● **Exercise objective**
Word for word, copy all the data and drop the pictures.

● **Data provided**
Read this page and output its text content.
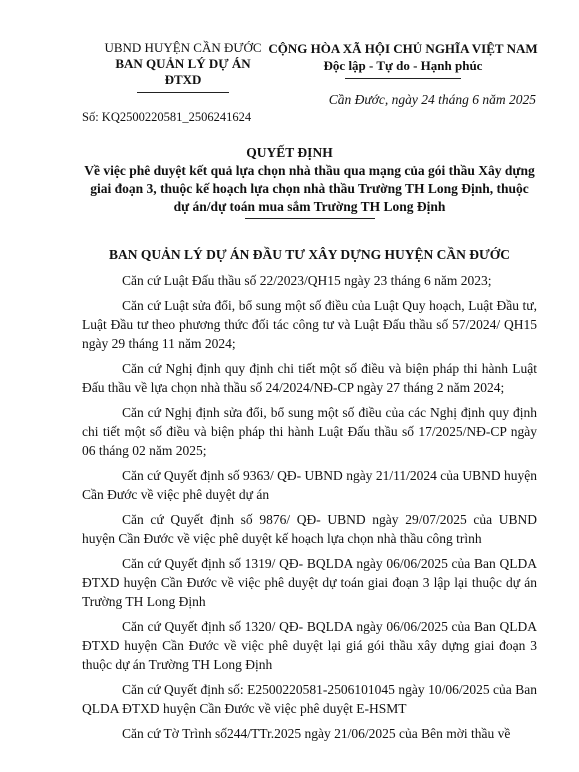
UBND HUYỆN CẦN ĐƯỚC
BAN QUẢN LÝ DỰ ÁN
ĐTXD
CỘNG HÒA XÃ HỘI CHỦ NGHĨA VIỆT NAM
Độc lập - Tự do - Hạnh phúc
Cần Đước, ngày 24 tháng 6 năm 2025
Số: KQ2500220581_2506241624
QUYẾT ĐỊNH
Về việc phê duyệt kết quả lựa chọn nhà thầu qua mạng của gói thầu Xây dựng giai đoạn 3, thuộc kế hoạch lựa chọn nhà thầu Trường TH Long Định, thuộc dự án/dự toán mua sắm Trường TH Long Định
BAN QUẢN LÝ DỰ ÁN ĐẦU TƯ XÂY DỰNG HUYỆN CẦN ĐƯỚC

Căn cứ Luật Đấu thầu số 22/2023/QH15 ngày 23 tháng 6 năm 2023;

Căn cứ Luật sửa đổi, bổ sung một số điều của Luật Quy hoạch, Luật Đầu tư, Luật Đầu tư theo phương thức đối tác công tư và Luật Đấu thầu số 57/2024/ QH15 ngày 29 tháng 11 năm 2024;

Căn cứ Nghị định quy định chi tiết một số điều và biện pháp thi hành Luật Đấu thầu về lựa chọn nhà thầu số 24/2024/NĐ-CP ngày 27 tháng 2 năm 2024;

Căn cứ Nghị định sửa đổi, bổ sung một số điều của các Nghị định quy định chi tiết một số điều và biện pháp thi hành Luật Đấu thầu số 17/2025/NĐ-CP ngày 06 tháng 02 năm 2025;

Căn cứ Quyết định số 9363/ QĐ- UBND ngày 21/11/2024 của UBND huyện Cần Đước về việc phê duyệt dự án

Căn cứ Quyết định số 9876/ QĐ- UBND ngày 29/07/2025 của UBND huyện Cần Đước về việc phê duyệt kế hoạch lựa chọn nhà thầu công trình

Căn cứ Quyết định số 1319/ QĐ- BQLDA ngày 06/06/2025 của Ban QLDA ĐTXD huyện Cần Đước về việc phê duyệt dự toán giai đoạn 3 lập lại thuộc dự án Trường TH Long Định

Căn cứ Quyết định số 1320/ QĐ- BQLDA ngày 06/06/2025 của Ban QLDA ĐTXD huyện Cần Đước về việc phê duyệt lại giá gói thầu xây dựng giai đoạn 3 thuộc dự án Trường TH Long Định

Căn cứ Quyết định số: E2500220581-2506101045 ngày 10/06/2025 của Ban QLDA ĐTXD huyện Cần Đước về việc phê duyệt E-HSMT

Căn cứ Tờ Trình số244/TTr.2025 ngày 21/06/2025 của Bên mời thầu về
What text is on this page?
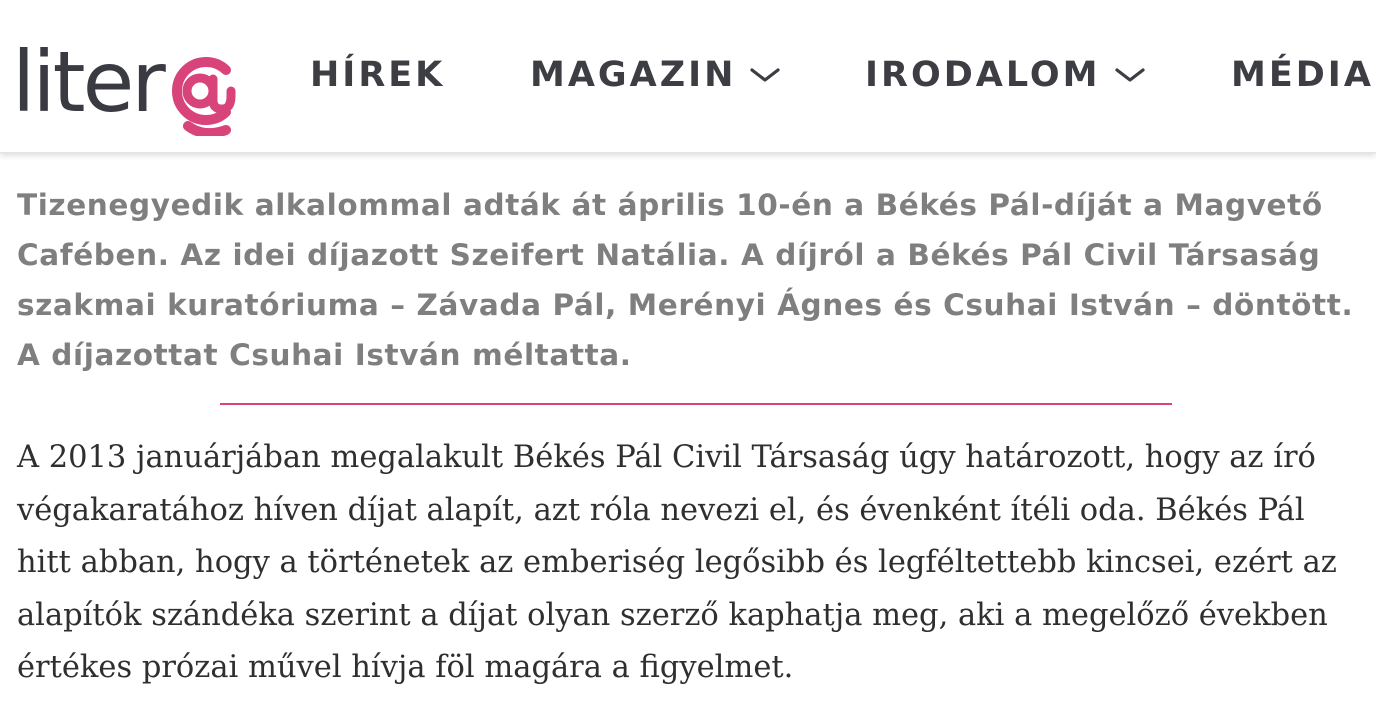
liter	HÍREK MAGAZIN	IRODALOM	MÉDIA

Tizenegyedik alkalommal adták át április 10-én a Békés Pál-díját a Magvető Cafében. Az idei díjazott Szeifert Natália. A díjról a Békés Pál Civil Társaság szakmai kuratóriuma – Závada Pál, Merényi Ágnes és Csuhai István – döntött. A díjazottat Csuhai István méltatta.

A 2013 januárjában megalakult Békés Pál Civil Társaság úgy határozott, hogy az író végakaratához híven díjat alapít, azt róla nevezi el, és évenként ítéli oda. Békés Pál hitt abban, hogy a történetek az emberiség legősibb és legféltettebb kincsei, ezért az alapítók szándéka szerint a díjat olyan szerző kaphatja meg, aki a megelőző években értékes prózai művel hívja föl magára a figyelmet.
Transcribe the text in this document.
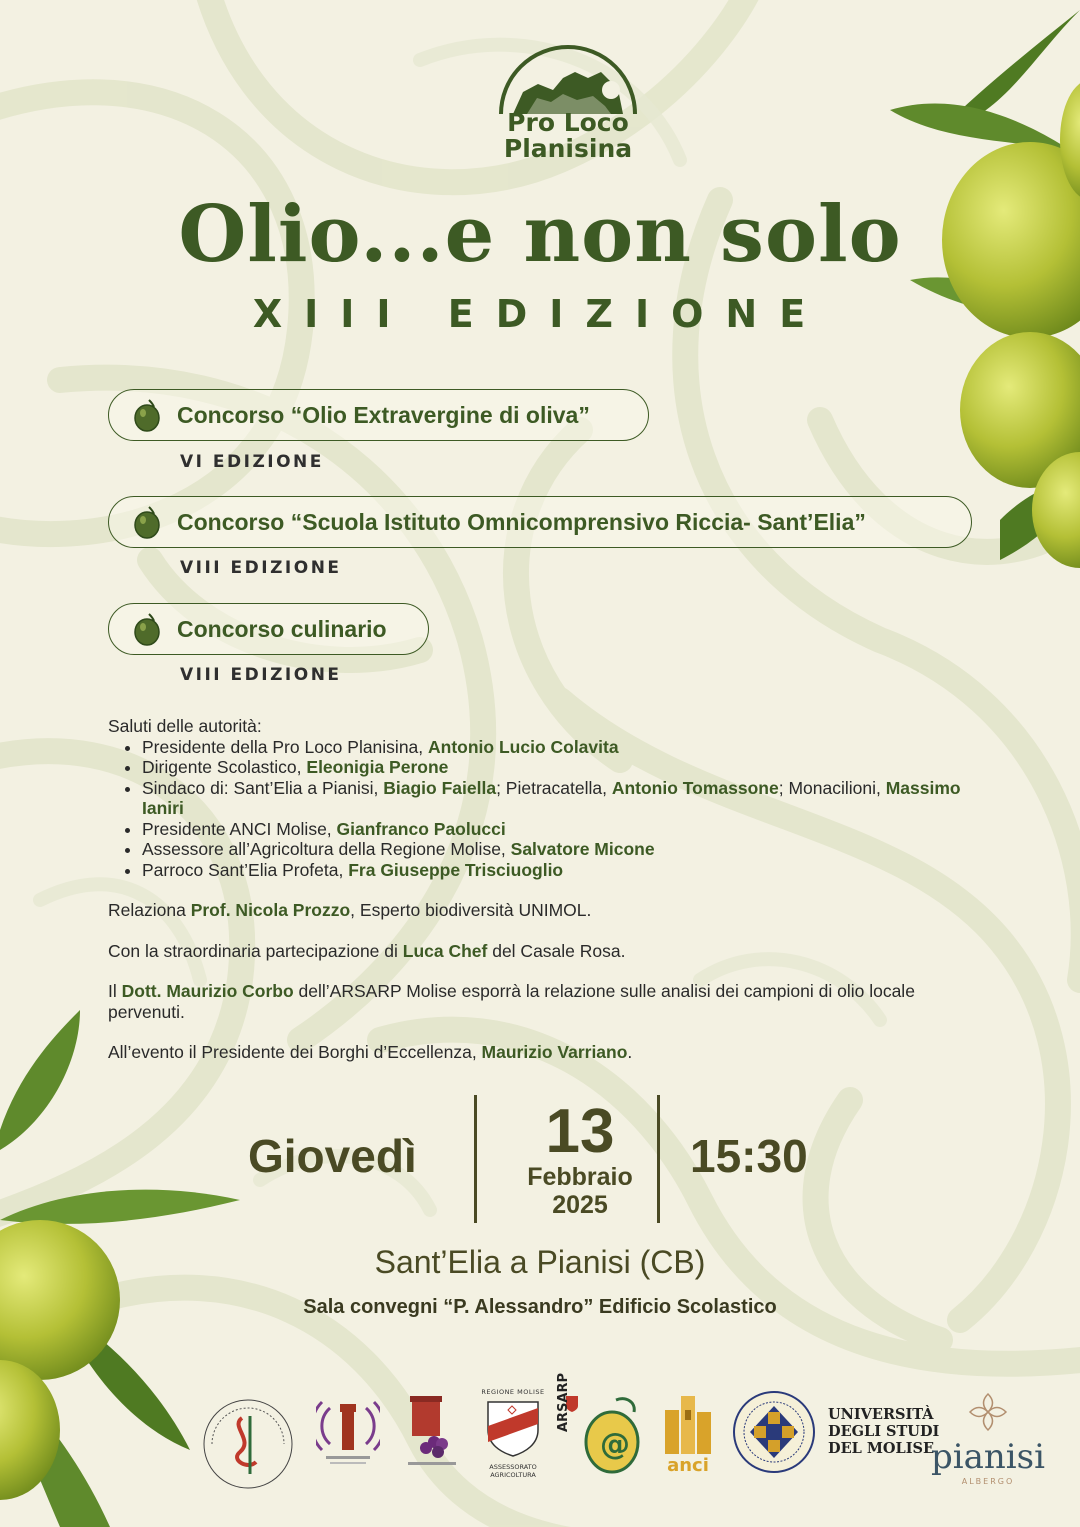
Pro Loco
Planisina
Olio...e non solo
XIII EDIZIONE
Concorso “Olio Extravergine di oliva”
VI EDIZIONE
Concorso “Scuola Istituto Omnicomprensivo Riccia- Sant’Elia”
VIII EDIZIONE
Concorso culinario
VIII EDIZIONE
Saluti delle autorità:
• Presidente della Pro Loco Planisina, Antonio Lucio Colavita
• Dirigente Scolastico, Eleonigia Perone
• Sindaco di: Sant’Elia a Pianisi, Biagio Faiella; Pietracatella, Antonio Tomassone; Monacilioni, Massimo Ianiri
• Presidente ANCI Molise, Gianfranco Paolucci
• Assessore all’Agricoltura della Regione Molise, Salvatore Micone
• Parroco Sant’Elia Profeta, Fra Giuseppe Trisciuoglio
Relaziona Prof. Nicola Prozzo, Esperto biodiversità UNIMOL.
Con la straordinaria partecipazione di Luca Chef del Casale Rosa.
Il Dott. Maurizio Corbo dell’ARSARP Molise esporrà la relazione sulle analisi dei campioni di olio locale pervenuti.
All’evento il Presidente dei Borghi d’Eccellenza, Maurizio Varriano.
Giovedì	13
Febbraio
2025
15:30
Sant’Elia a Pianisi (CB)
Sala convegni “P. Alessandro” Edificio Scolastico
REGIONE MOLISE
ASSESSORATO
AGRICOLTURA
@
ARSARP
anci
UNIVERSITÀ
DEGLI STUDI
DEL MOLISE
pianisi
ALBERGO
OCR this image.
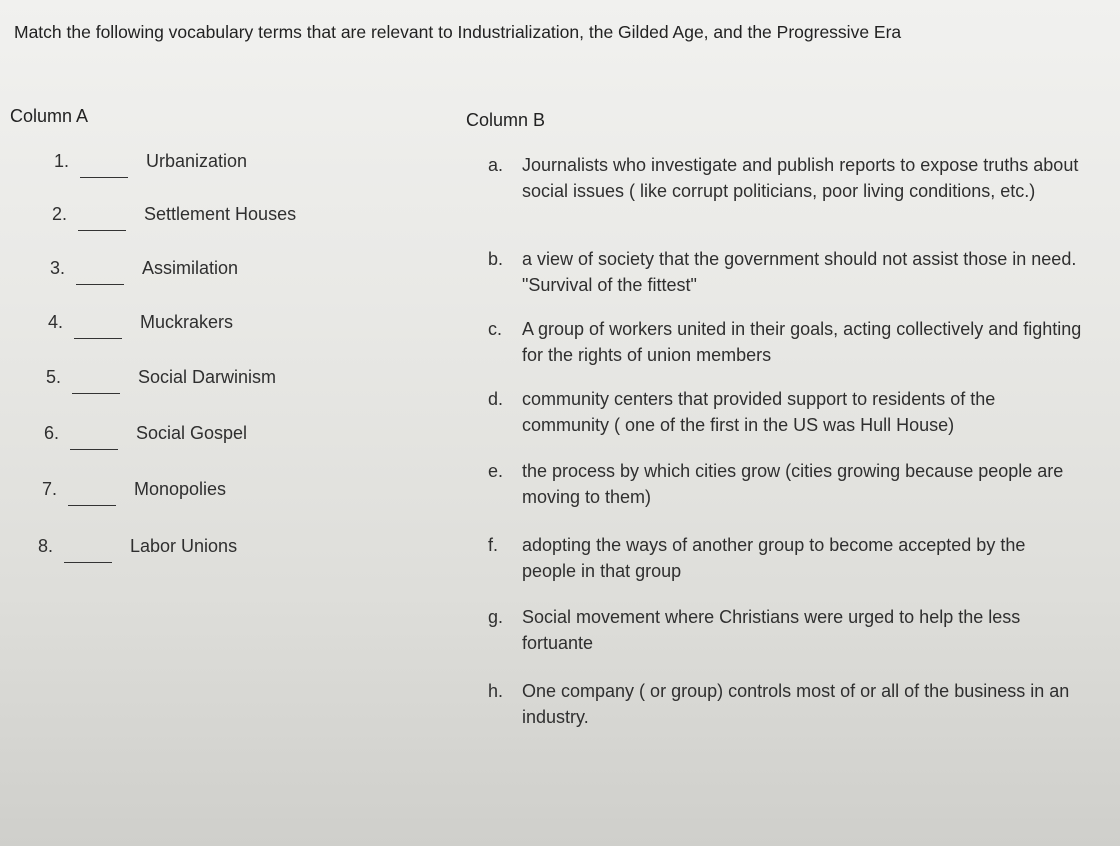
Match the following vocabulary terms that are relevant to Industrialization, the Gilded Age, and the Progressive Era
Column A	Column B
1.	Urbanization
2.	Settlement Houses
3.	Assimilation
4.	Muckrakers
5.	Social Darwinism
6.	Social Gospel
7.	Monopolies
8.	Labor Unions
a. Journalists who investigate and publish reports to expose truths about social issues ( like corrupt politicians, poor living conditions, etc.)
b. a view of society that the government should not assist those in need. "Survival of the fittest"
c. A group of workers united in their goals, acting collectively and fighting for the rights of union members
d. community centers that provided support to residents of the community ( one of the first in the US was Hull House)
e. the process by which cities grow (cities growing because people are moving to them)
f. adopting the ways of another group to become accepted by the people in that group
g. Social movement where Christians were urged to help the less fortuante
h. One company ( or group) controls most of or all of the business in an industry.
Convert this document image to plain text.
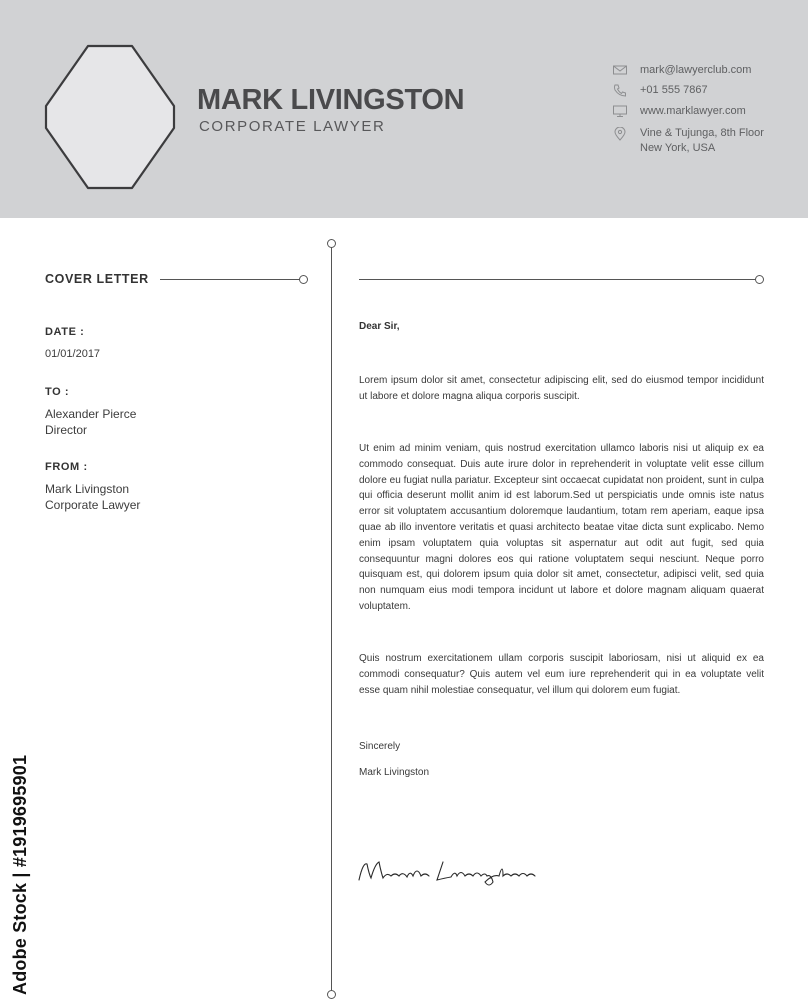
MARK LIVINGSTON
CORPORATE LAWYER
mark@lawyerclub.com
+01 555 7867
www.marklawyer.com
Vine & Tujunga, 8th Floor
New York, USA
COVER LETTER
DATE :
01/01/2017
TO :
Alexander Pierce
Director
FROM :
Mark Livingston
Corporate Lawyer
Dear Sir,
Lorem ipsum dolor sit amet, consectetur adipiscing elit, sed do eiusmod tempor incididunt ut labore et dolore magna aliqua corporis suscipit.
Ut enim ad minim veniam, quis nostrud exercitation ullamco laboris nisi ut aliquip ex ea commodo consequat. Duis aute irure dolor in reprehenderit in voluptate velit esse cillum dolore eu fugiat nulla pariatur. Excepteur sint occaecat cupidatat non proident, sunt in culpa qui officia deserunt mollit anim id est laborum.Sed ut perspiciatis unde omnis iste natus error sit voluptatem accusantium doloremque laudantium, totam rem aperiam, eaque ipsa quae ab illo inventore veritatis et quasi architecto beatae vitae dicta sunt explicabo. Nemo enim ipsam voluptatem quia voluptas sit aspernatur aut odit aut fugit, sed quia consequuntur magni dolores eos qui ratione voluptatem sequi nesciunt. Neque porro quisquam est, qui dolorem ipsum quia dolor sit amet, consectetur, adipisci velit, sed quia non numquam eius modi tempora incidunt ut labore et dolore magnam aliquam quaerat voluptatem.
Quis nostrum exercitationem ullam corporis suscipit laboriosam, nisi ut aliquid ex ea commodi consequatur? Quis autem vel eum iure reprehenderit qui in ea voluptate velit esse quam nihil molestiae consequatur, vel illum qui dolorem eum fugiat.
Sincerely
Mark Livingston
Adobe Stock | #191969590​1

● **Result of this task**
Read this page and output its text content.
UBND HUYỆN CẦN ĐƯỚC
BAN QUẢN LÝ DỰ ÁN
ĐTXD
CỘNG HÒA XÃ HỘI CHỦ NGHĨA VIỆT NAM
Độc lập - Tự do - Hạnh phúc
Cần Đước, ngày 24 tháng 6 năm 2025
Số: KQ2500220581_2506241624
QUYẾT ĐỊNH
Về việc phê duyệt kết quả lựa chọn nhà thầu qua mạng của gói thầu Xây dựng giai đoạn 3, thuộc kế hoạch lựa chọn nhà thầu Trường TH Long Định, thuộc dự án/dự toán mua sắm Trường TH Long Định
BAN QUẢN LÝ DỰ ÁN ĐẦU TƯ XÂY DỰNG HUYỆN CẦN ĐƯỚC

Căn cứ Luật Đấu thầu số 22/2023/QH15 ngày 23 tháng 6 năm 2023;

Căn cứ Luật sửa đổi, bổ sung một số điều của Luật Quy hoạch, Luật Đầu tư, Luật Đầu tư theo phương thức đối tác công tư và Luật Đấu thầu số 57/2024/ QH15 ngày 29 tháng 11 năm 2024;

Căn cứ Nghị định quy định chi tiết một số điều và biện pháp thi hành Luật Đấu thầu về lựa chọn nhà thầu số 24/2024/NĐ-CP ngày 27 tháng 2 năm 2024;

Căn cứ Nghị định sửa đổi, bổ sung một số điều của các Nghị định quy định chi tiết một số điều và biện pháp thi hành Luật Đấu thầu số 17/2025/NĐ-CP ngày 06 tháng 02 năm 2025;

Căn cứ Quyết định số 9363/ QĐ- UBND ngày 21/11/2024 của UBND huyện Cần Đước về việc phê duyệt dự án

Căn cứ Quyết định số 9876/ QĐ- UBND ngày 29/07/2025 của UBND huyện Cần Đước về việc phê duyệt kế hoạch lựa chọn nhà thầu công trình

Căn cứ Quyết định số 1319/ QĐ- BQLDA ngày 06/06/2025 của Ban QLDA ĐTXD huyện Cần Đước về việc phê duyệt dự toán giai đoạn 3 lập lại thuộc dự án Trường TH Long Định

Căn cứ Quyết định số 1320/ QĐ- BQLDA ngày 06/06/2025 của Ban QLDA ĐTXD huyện Cần Đước về việc phê duyệt lại giá gói thầu xây dựng giai đoạn 3 thuộc dự án Trường TH Long Định

Căn cứ Quyết định số: E2500220581-2506101045 ngày 10/06/2025 của Ban QLDA ĐTXD huyện Cần Đước về việc phê duyệt E-HSMT

Căn cứ Tờ Trình số244/TTr.2025 ngày 21/06/2025 của Bên mời thầu về
What text is on this page?
liter	HÍREK MAGAZIN	IRODALOM	MÉDIA

Tizenegyedik alkalommal adták át április 10-én a Békés Pál-díját a Magvető Cafében. Az idei díjazott Szeifert Natália. A díjról a Békés Pál Civil Társaság szakmai kuratóriuma – Závada Pál, Merényi Ágnes és Csuhai István – döntött. A díjazottat Csuhai István méltatta.

A 2013 januárjában megalakult Békés Pál Civil Társaság úgy határozott, hogy az író végakaratához híven díjat alapít, azt róla nevezi el, és évenként ítéli oda. Békés Pál hitt abban, hogy a történetek az emberiség legősibb és legféltettebb kincsei, ezért az alapítók szándéka szerint a díjat olyan szerző kaphatja meg, aki a megelőző években értékes prózai művel hívja föl magára a figyelmet.
Transcribe the text in this document.
Pro Loco
Planisina
Olio...e non solo
XIII EDIZIONE
Concorso “Olio Extravergine di oliva”
VI EDIZIONE
Concorso “Scuola Istituto Omnicomprensivo Riccia- Sant’Elia”
VIII EDIZIONE
Concorso culinario
VIII EDIZIONE
Saluti delle autorità:
• Presidente della Pro Loco Planisina, Antonio Lucio Colavita
• Dirigente Scolastico, Eleonigia Perone
• Sindaco di: Sant’Elia a Pianisi, Biagio Faiella; Pietracatella, Antonio Tomassone; Monacilioni, Massimo Ianiri
• Presidente ANCI Molise, Gianfranco Paolucci
• Assessore all’Agricoltura della Regione Molise, Salvatore Micone
• Parroco Sant’Elia Profeta, Fra Giuseppe Trisciuoglio
Relaziona Prof. Nicola Prozzo, Esperto biodiversità UNIMOL.
Con la straordinaria partecipazione di Luca Chef del Casale Rosa.
Il Dott. Maurizio Corbo dell’ARSARP Molise esporrà la relazione sulle analisi dei campioni di olio locale pervenuti.
All’evento il Presidente dei Borghi d’Eccellenza, Maurizio Varriano.
Giovedì	13
Febbraio
2025
15:30
Sant’Elia a Pianisi (CB)
Sala convegni “P. Alessandro” Edificio Scolastico
REGIONE MOLISE
ASSESSORATO
AGRICOLTURA
@
ARSARP
anci
UNIVERSITÀ
DEGLI STUDI
DEL MOLISE
pianisi
ALBERGO
OCR this image.
Match the following vocabulary terms that are relevant to Industrialization, the Gilded Age, and the Progressive Era
Column A	Column B
1.	Urbanization
2.	Settlement Houses
3.	Assimilation
4.	Muckrakers
5.	Social Darwinism
6.	Social Gospel
7.	Monopolies
8.	Labor Unions
a. Journalists who investigate and publish reports to expose truths about social issues ( like corrupt politicians, poor living conditions, etc.)
b. a view of society that the government should not assist those in need. "Survival of the fittest"
c. A group of workers united in their goals, acting collectively and fighting for the rights of union members
d. community centers that provided support to residents of the community ( one of the first in the US was Hull House)
e. the process by which cities grow (cities growing because people are moving to them)
f. adopting the ways of another group to become accepted by the people in that group
g. Social movement where Christians were urged to help the less fortuante
h. One company ( or group) controls most of or all of the business in an industry.
Convert this document image to plain text.
MARK LIVINGSTON
CORPORATE LAWYER
mark@lawyerclub.com
+01 555 7867
www.marklawyer.com
Vine & Tujunga, 8th Floor
New York, USA
COVER LETTER
DATE :
01/01/2017
TO :
Alexander Pierce
Director
FROM :
Mark Livingston
Corporate Lawyer
Dear Sir,
Lorem ipsum dolor sit amet, consectetur adipiscing elit, sed do eiusmod tempor incididunt ut labore et dolore magna aliqua corporis suscipit.
Ut enim ad minim veniam, quis nostrud exercitation ullamco laboris nisi ut aliquip ex ea commodo consequat. Duis aute irure dolor in reprehenderit in voluptate velit esse cillum dolore eu fugiat nulla pariatur. Excepteur sint occaecat cupidatat non proident, sunt in culpa qui officia deserunt mollit anim id est laborum.Sed ut perspiciatis unde omnis iste natus error sit voluptatem accusantium doloremque laudantium, totam rem aperiam, eaque ipsa quae ab illo inventore veritatis et quasi architecto beatae vitae dicta sunt explicabo. Nemo enim ipsam voluptatem quia voluptas sit aspernatur aut odit aut fugit, sed quia consequuntur magni dolores eos qui ratione voluptatem sequi nesciunt. Neque porro quisquam est, qui dolorem ipsum quia dolor sit amet, consectetur, adipisci velit, sed quia non numquam eius modi tempora incidunt ut labore et dolore magnam aliquam quaerat voluptatem.
Quis nostrum exercitationem ullam corporis suscipit laboriosam, nisi ut aliquid ex ea commodi consequatur? Quis autem vel eum iure reprehenderit qui in ea voluptate velit esse quam nihil molestiae consequatur, vel illum qui dolorem eum fugiat.
Sincerely
Mark Livingston
Adobe Stock | #191969590​1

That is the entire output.